**WHAT IS BEING ASKED**: State how many lines hold the string "logo". Give the number and nothing else.
--- START ---
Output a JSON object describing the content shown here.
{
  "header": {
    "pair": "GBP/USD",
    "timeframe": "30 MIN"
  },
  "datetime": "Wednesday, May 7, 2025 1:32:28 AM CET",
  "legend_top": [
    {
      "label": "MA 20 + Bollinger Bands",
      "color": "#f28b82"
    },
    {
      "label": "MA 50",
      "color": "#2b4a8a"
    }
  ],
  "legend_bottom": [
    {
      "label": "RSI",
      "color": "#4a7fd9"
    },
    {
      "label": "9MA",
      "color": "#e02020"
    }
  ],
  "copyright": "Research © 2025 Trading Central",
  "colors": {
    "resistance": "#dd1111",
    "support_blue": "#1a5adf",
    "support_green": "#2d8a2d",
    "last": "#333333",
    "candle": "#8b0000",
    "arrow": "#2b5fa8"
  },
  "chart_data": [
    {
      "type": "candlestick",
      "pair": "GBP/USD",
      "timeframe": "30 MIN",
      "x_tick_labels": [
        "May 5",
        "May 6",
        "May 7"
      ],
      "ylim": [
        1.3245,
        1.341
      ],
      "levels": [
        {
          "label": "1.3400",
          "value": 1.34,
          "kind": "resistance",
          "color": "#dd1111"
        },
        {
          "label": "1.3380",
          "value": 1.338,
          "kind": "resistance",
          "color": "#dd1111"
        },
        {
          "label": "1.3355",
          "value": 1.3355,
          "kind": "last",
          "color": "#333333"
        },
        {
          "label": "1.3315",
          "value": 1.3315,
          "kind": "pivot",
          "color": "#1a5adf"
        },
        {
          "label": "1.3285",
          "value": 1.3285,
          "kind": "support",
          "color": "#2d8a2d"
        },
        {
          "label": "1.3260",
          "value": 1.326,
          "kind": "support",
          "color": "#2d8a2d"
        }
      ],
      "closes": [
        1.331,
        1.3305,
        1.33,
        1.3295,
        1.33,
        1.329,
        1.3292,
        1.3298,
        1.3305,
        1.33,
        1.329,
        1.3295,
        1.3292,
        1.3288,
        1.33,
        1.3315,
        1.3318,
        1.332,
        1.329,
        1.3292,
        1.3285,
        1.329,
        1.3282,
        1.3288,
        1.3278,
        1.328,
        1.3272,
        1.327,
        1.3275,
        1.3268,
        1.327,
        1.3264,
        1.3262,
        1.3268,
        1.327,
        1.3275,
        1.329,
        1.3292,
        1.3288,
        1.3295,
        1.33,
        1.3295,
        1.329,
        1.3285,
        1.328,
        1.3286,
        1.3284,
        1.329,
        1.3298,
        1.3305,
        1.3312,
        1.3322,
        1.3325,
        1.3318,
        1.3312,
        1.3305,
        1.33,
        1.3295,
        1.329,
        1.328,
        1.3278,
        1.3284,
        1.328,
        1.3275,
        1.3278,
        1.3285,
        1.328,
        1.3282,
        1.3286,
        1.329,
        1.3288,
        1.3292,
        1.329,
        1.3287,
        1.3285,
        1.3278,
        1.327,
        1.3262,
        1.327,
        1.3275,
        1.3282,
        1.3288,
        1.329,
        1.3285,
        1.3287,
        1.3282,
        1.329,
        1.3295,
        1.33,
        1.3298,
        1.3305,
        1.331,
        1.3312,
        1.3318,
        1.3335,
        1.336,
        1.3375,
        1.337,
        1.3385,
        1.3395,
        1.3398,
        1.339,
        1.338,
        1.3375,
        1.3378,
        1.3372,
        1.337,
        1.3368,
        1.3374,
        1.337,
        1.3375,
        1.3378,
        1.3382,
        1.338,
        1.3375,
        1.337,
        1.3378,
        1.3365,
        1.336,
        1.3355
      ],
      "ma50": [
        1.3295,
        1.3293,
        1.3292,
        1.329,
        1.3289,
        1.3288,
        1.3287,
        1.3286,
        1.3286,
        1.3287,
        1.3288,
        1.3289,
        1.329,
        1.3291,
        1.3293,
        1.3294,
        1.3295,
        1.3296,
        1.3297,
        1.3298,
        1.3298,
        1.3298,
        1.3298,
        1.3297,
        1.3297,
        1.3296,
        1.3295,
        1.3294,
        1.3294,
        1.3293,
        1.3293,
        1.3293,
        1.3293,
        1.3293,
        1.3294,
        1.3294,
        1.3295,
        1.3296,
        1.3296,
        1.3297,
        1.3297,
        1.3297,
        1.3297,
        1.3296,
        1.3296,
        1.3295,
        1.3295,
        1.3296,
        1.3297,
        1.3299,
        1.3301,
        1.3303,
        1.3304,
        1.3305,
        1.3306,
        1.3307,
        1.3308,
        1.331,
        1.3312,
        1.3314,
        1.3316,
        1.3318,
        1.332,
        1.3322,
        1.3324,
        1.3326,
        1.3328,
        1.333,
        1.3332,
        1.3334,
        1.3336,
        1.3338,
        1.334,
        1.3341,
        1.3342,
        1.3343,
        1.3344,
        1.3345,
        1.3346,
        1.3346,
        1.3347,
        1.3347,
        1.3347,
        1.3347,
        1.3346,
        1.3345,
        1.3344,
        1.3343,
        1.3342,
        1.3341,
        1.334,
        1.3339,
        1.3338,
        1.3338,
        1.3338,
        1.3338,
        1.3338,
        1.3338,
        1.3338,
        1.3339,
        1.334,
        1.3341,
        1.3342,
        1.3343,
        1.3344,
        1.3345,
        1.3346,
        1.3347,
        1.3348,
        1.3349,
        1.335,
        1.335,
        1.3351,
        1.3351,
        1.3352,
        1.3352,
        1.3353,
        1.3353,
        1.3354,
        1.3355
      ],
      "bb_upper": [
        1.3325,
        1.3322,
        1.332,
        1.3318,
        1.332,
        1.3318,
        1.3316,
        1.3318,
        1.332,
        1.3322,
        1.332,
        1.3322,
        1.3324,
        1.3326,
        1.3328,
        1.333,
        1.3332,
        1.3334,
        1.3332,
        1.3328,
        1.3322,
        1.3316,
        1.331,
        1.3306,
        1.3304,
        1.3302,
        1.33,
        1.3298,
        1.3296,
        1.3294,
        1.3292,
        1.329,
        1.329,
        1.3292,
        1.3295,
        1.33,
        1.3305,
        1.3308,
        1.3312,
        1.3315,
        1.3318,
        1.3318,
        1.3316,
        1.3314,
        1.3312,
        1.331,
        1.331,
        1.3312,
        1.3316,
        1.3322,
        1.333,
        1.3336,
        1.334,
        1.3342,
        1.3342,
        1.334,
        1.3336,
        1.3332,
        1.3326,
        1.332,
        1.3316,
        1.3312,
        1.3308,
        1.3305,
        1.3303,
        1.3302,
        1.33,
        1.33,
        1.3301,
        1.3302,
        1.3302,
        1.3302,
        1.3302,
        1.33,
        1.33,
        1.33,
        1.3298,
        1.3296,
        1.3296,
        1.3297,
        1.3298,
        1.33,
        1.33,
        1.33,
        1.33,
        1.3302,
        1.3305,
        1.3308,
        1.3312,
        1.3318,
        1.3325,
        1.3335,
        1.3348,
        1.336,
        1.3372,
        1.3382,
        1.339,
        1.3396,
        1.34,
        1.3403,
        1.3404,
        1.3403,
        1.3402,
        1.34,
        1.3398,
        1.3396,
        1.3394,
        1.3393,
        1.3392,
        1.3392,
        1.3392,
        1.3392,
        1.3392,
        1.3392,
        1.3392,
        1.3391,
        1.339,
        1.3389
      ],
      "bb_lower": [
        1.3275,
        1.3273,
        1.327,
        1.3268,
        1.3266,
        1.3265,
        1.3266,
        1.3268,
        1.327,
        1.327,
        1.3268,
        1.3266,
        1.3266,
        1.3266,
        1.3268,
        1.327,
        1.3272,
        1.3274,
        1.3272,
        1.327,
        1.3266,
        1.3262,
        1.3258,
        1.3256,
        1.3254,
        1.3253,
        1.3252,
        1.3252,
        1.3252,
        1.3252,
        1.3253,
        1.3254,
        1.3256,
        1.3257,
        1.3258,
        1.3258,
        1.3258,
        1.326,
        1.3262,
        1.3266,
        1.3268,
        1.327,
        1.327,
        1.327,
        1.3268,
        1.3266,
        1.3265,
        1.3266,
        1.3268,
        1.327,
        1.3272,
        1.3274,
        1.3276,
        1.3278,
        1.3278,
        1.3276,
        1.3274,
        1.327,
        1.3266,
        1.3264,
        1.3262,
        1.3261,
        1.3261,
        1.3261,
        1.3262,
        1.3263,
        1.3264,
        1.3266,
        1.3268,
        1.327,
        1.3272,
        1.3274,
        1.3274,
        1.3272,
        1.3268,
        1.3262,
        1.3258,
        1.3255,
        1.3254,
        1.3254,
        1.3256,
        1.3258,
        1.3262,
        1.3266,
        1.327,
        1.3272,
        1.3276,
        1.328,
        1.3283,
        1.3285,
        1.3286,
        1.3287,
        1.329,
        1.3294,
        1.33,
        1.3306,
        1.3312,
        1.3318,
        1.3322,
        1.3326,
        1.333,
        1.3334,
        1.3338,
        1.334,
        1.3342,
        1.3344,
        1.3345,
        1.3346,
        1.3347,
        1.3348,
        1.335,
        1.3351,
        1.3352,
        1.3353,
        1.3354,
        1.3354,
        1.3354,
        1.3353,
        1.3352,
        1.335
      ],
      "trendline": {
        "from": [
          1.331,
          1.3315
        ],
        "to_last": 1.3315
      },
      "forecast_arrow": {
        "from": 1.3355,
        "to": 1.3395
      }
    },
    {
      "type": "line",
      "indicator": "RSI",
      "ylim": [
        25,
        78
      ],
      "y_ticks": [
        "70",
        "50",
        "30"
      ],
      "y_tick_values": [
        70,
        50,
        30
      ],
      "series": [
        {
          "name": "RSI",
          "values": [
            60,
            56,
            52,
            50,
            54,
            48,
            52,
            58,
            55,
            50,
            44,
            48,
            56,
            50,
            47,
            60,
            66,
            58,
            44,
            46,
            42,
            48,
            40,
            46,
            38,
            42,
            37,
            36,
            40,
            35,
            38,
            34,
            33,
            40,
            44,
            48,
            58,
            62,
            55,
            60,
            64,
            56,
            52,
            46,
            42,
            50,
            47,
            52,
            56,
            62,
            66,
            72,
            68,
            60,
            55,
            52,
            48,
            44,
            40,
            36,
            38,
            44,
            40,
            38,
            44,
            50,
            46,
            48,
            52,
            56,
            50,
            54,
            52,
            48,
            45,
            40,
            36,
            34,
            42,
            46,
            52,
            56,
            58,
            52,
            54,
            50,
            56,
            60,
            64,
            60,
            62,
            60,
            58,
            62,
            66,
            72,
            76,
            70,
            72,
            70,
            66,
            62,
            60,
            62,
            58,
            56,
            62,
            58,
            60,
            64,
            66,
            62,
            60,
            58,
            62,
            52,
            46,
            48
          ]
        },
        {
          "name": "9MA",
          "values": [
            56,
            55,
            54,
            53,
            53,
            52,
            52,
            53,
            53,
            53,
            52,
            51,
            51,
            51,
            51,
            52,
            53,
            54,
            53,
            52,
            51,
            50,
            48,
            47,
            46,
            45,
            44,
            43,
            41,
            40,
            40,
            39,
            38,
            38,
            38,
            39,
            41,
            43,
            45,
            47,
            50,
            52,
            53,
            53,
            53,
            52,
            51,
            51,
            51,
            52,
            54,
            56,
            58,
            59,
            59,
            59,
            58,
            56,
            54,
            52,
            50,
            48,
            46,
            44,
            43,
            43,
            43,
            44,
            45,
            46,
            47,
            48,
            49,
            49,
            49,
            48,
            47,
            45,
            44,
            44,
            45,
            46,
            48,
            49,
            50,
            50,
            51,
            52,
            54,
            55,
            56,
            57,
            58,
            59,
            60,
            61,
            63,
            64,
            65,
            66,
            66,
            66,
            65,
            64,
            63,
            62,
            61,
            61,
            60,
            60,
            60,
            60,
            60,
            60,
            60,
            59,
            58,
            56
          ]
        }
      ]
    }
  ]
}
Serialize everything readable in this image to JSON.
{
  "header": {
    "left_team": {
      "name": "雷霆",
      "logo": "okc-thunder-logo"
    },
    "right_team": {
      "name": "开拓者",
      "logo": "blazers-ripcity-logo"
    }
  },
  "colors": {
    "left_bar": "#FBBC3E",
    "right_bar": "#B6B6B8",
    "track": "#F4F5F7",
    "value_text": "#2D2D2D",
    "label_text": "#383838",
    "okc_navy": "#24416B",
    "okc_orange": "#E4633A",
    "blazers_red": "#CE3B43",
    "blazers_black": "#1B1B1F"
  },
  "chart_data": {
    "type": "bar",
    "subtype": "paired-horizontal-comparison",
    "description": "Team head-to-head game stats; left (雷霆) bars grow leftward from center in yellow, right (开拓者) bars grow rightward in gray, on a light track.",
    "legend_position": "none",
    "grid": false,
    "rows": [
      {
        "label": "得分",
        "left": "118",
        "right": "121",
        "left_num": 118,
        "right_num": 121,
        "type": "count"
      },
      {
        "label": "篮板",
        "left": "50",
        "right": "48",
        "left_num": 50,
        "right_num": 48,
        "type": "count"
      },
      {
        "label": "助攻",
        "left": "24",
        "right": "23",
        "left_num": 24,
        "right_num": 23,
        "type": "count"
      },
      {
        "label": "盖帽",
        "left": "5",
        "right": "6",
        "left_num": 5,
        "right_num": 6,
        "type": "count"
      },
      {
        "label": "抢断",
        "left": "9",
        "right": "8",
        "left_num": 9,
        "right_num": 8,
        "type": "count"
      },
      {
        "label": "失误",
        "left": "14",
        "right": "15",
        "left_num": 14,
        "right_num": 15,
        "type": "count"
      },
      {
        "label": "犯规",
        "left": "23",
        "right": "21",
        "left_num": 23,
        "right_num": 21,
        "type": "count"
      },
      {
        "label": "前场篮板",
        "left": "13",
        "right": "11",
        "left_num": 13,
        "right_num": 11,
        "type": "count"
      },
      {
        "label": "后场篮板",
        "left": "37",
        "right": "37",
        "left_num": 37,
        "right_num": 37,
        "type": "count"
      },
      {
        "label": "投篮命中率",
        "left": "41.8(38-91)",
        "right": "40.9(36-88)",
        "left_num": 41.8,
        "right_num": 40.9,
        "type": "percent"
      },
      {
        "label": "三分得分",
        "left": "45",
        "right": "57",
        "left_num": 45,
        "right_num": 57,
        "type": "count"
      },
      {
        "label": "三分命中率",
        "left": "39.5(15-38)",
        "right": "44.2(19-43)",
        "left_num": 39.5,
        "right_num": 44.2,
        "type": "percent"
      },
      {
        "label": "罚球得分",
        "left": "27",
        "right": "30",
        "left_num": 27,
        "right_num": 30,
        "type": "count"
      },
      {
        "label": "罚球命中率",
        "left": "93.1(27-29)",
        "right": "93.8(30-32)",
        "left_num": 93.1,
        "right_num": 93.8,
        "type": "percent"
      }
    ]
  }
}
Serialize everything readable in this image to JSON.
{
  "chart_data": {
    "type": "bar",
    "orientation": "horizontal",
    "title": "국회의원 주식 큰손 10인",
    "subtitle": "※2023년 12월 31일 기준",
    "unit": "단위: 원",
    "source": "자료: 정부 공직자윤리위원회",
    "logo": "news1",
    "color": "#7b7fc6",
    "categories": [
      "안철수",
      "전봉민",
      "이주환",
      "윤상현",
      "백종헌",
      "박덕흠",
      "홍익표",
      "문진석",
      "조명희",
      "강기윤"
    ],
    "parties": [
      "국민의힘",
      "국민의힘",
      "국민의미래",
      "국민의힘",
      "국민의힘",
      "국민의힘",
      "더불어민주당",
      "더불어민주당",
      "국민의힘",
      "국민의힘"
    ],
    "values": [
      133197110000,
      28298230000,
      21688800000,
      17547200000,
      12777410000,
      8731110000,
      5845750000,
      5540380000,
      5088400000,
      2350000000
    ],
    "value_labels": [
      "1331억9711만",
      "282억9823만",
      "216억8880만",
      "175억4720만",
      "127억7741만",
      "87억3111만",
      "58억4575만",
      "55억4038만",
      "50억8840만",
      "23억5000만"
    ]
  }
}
--- END ---
**FINAL RESULT**: 3